What is required: Pick out every line that holds the string "Çarşamba" and copy it.

start

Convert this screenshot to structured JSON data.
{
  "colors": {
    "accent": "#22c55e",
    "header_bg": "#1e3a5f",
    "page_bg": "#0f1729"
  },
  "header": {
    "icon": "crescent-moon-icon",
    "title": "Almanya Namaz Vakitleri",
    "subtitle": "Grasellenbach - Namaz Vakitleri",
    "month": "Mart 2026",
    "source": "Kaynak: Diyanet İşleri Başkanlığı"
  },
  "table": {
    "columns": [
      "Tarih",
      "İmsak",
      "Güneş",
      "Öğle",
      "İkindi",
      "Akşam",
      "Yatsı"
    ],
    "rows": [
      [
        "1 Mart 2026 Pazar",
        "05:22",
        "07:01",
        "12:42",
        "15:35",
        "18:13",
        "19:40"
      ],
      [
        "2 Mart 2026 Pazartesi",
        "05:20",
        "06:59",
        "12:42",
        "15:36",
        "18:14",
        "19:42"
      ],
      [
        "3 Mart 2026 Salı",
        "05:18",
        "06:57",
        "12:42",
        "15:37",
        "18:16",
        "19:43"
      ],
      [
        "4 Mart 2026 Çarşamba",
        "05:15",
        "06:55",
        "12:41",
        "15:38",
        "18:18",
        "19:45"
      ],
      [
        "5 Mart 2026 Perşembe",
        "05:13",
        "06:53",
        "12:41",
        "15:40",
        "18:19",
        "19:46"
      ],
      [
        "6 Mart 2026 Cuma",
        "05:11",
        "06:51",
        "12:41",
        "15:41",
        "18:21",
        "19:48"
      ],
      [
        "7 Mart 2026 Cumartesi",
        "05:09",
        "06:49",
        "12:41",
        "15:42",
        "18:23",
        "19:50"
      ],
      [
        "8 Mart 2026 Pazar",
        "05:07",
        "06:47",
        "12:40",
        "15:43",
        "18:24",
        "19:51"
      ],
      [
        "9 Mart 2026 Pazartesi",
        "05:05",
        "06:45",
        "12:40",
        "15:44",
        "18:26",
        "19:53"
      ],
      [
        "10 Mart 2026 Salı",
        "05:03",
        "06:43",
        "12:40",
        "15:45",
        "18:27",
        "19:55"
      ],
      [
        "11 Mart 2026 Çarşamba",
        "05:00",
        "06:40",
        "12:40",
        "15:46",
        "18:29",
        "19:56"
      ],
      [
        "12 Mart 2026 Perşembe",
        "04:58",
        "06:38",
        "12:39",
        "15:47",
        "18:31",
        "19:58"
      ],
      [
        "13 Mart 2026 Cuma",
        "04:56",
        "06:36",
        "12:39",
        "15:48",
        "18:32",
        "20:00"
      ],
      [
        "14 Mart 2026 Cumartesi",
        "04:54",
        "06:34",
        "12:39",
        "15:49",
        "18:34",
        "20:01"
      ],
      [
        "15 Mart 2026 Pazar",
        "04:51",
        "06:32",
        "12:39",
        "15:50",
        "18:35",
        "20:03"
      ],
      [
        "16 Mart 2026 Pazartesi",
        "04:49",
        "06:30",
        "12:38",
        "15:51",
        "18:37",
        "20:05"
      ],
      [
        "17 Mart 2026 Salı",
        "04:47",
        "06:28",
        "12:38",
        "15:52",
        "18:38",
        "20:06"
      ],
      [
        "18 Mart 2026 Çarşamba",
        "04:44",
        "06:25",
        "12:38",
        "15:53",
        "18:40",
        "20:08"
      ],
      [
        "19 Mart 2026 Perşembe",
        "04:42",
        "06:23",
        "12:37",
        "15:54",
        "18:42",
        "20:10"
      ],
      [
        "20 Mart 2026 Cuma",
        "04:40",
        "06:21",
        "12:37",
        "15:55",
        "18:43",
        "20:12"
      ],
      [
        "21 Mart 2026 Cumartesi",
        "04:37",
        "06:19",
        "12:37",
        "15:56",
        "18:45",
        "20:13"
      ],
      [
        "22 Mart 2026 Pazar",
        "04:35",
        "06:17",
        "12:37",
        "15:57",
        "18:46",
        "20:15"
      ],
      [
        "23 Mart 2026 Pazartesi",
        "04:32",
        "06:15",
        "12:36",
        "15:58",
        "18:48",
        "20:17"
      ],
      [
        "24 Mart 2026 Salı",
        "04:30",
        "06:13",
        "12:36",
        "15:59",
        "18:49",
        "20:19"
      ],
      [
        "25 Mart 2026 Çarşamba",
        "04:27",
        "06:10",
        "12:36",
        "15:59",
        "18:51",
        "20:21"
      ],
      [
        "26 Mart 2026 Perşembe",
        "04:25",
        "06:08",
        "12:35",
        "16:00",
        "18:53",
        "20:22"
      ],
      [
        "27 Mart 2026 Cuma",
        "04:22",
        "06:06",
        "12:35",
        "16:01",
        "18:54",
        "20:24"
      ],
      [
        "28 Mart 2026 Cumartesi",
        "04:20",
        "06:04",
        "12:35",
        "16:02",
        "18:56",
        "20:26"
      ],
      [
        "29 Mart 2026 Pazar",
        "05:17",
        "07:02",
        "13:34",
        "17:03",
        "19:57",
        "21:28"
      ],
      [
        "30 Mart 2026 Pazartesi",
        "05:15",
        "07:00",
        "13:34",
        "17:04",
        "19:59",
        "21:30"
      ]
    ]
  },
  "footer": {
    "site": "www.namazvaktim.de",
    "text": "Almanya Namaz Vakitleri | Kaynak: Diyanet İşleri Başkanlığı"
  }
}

end

Response to this task:
        "4 Mart 2026 Çarşamba",
        "11 Mart 2026 Çarşamba",
        "18 Mart 2026 Çarşamba",
        "25 Mart 2026 Çarşamba",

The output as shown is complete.